● **The input**

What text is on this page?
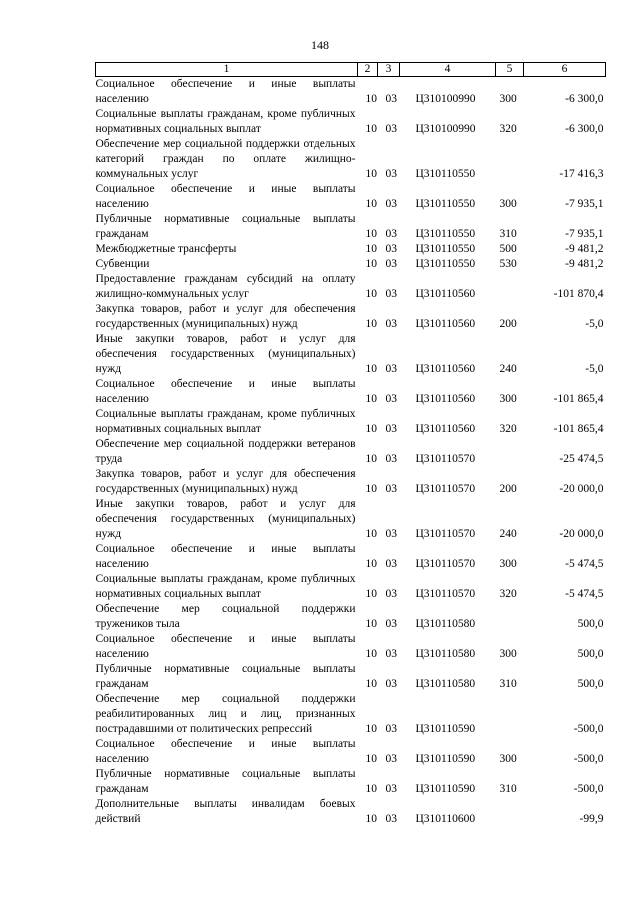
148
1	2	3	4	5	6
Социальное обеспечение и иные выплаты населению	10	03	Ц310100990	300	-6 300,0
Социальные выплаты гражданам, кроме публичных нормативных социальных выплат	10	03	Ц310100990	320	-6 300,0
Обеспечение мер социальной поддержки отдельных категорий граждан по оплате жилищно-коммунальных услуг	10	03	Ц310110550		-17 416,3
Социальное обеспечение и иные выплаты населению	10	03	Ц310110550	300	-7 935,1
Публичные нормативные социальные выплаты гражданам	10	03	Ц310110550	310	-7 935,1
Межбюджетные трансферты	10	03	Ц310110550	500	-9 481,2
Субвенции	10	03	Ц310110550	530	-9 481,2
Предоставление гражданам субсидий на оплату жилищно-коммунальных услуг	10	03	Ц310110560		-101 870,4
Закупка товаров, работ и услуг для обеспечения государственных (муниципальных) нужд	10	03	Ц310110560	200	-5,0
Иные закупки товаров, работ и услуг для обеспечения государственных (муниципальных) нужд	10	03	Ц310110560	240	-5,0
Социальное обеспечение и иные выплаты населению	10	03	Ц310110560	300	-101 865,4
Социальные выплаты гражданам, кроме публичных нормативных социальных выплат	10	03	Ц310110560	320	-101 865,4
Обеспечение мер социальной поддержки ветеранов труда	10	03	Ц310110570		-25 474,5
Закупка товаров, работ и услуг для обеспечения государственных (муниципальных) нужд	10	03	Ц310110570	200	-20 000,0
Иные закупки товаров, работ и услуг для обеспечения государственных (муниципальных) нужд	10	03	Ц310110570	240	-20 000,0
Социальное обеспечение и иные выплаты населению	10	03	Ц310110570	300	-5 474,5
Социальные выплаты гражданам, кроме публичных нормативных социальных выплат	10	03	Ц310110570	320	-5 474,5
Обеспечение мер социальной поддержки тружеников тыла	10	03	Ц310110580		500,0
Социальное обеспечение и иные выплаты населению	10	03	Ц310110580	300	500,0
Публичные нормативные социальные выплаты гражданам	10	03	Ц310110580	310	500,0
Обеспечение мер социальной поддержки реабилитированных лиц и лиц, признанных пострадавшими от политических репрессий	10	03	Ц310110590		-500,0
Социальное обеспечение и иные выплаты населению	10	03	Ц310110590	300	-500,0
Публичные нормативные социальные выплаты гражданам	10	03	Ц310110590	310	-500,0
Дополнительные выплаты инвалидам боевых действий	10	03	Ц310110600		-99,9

...

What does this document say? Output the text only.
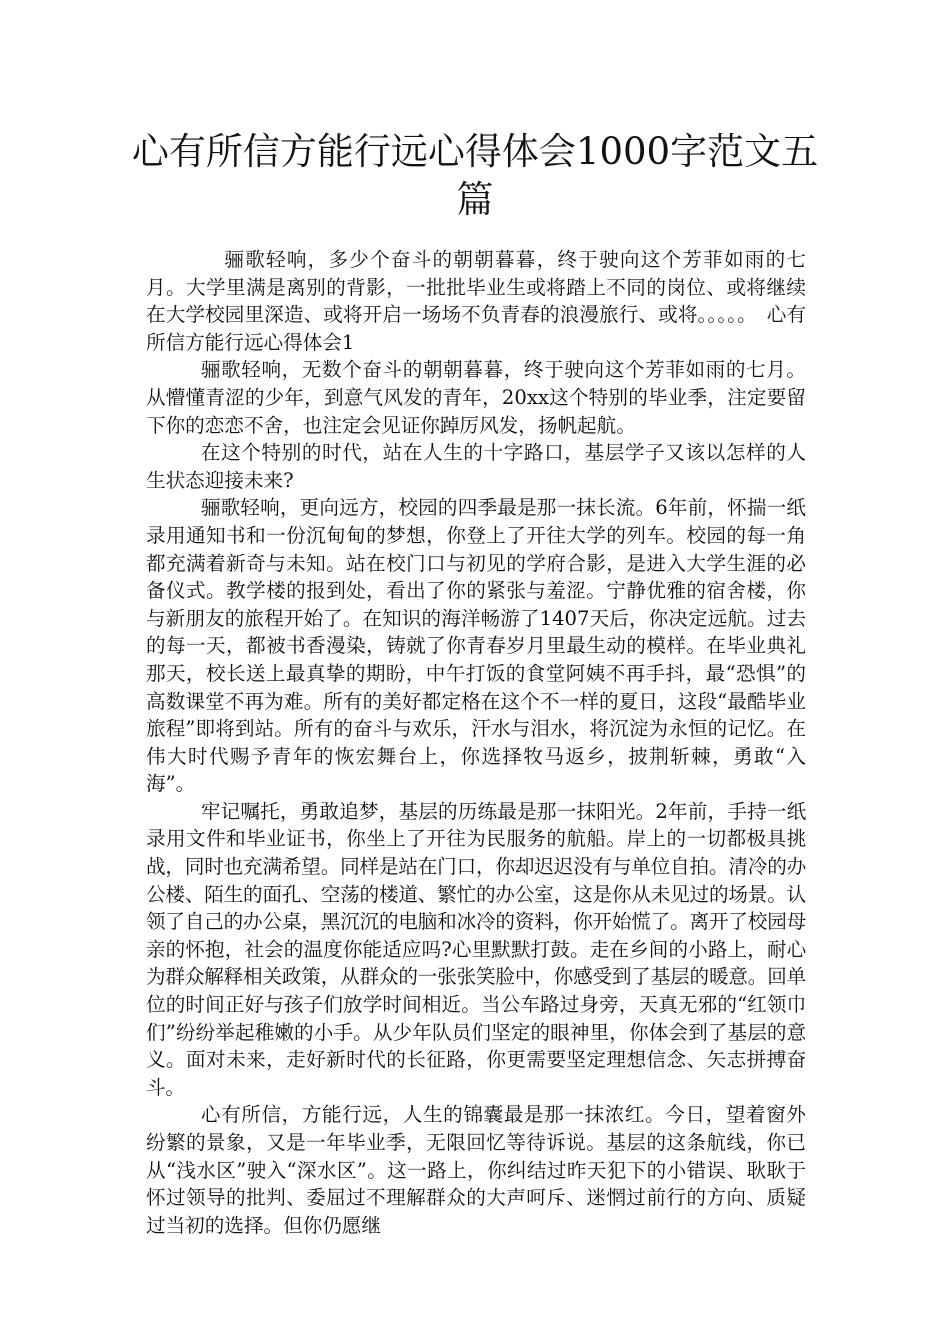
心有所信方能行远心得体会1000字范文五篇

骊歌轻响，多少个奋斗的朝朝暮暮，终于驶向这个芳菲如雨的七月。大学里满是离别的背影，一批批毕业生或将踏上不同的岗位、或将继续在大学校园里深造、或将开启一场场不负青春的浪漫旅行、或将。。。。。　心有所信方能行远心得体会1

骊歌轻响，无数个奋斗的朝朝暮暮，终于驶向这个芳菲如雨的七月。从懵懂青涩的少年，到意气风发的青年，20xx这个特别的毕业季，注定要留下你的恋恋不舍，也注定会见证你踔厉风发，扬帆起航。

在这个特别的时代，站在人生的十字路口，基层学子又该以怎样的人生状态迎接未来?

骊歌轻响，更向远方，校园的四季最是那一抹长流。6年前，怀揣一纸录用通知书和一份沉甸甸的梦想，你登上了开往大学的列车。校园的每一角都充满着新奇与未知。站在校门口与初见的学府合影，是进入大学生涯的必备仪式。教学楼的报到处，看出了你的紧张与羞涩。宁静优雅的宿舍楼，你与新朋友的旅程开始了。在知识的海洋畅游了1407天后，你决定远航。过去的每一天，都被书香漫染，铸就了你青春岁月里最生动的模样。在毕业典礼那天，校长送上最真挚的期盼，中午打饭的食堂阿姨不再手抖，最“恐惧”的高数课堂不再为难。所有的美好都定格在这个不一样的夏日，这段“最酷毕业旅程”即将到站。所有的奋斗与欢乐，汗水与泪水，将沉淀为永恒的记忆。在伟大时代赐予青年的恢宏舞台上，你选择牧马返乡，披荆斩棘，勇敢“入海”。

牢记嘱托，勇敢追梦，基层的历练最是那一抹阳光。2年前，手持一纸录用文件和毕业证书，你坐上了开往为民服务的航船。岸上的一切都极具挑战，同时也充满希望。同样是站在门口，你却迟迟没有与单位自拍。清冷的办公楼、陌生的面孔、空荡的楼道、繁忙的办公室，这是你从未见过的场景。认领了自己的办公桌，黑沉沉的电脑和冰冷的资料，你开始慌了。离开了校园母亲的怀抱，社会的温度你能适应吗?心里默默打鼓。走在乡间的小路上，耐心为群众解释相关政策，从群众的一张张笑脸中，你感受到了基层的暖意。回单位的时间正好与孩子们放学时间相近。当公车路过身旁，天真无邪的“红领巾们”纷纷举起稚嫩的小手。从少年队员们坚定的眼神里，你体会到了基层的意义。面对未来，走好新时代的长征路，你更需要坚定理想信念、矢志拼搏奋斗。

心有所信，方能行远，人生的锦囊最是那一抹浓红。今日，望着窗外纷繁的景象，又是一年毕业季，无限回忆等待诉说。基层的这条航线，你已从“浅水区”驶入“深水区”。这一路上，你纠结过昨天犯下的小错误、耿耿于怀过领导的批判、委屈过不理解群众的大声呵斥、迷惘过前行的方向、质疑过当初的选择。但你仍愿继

* * *

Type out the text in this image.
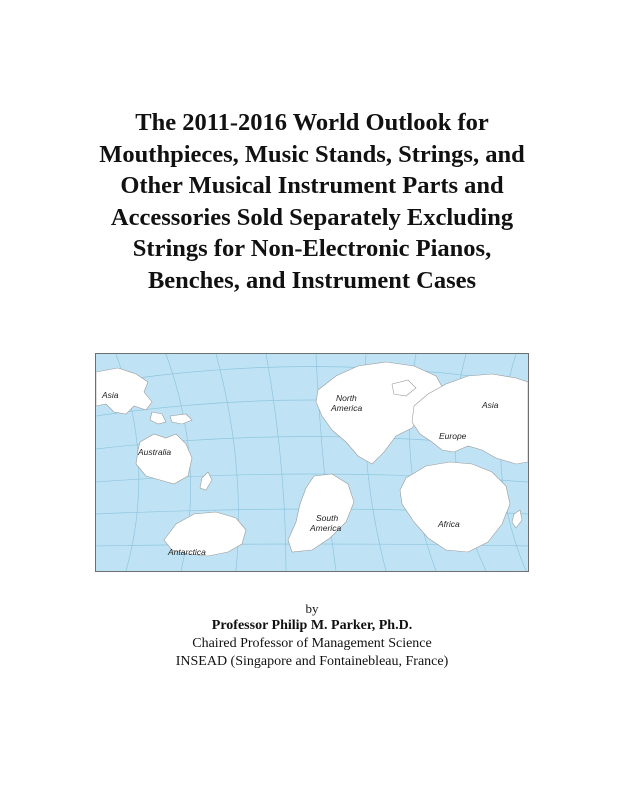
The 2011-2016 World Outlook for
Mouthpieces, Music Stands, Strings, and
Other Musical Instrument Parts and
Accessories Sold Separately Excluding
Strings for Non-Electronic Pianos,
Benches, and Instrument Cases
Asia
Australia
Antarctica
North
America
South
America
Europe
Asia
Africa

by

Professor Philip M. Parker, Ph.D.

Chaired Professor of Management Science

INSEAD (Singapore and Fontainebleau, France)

● **Task goal**
Gather all the lines that include the word "What" and copy them out.

● **Output for this task**
What text is on this page?
What does this document say? Output the text only.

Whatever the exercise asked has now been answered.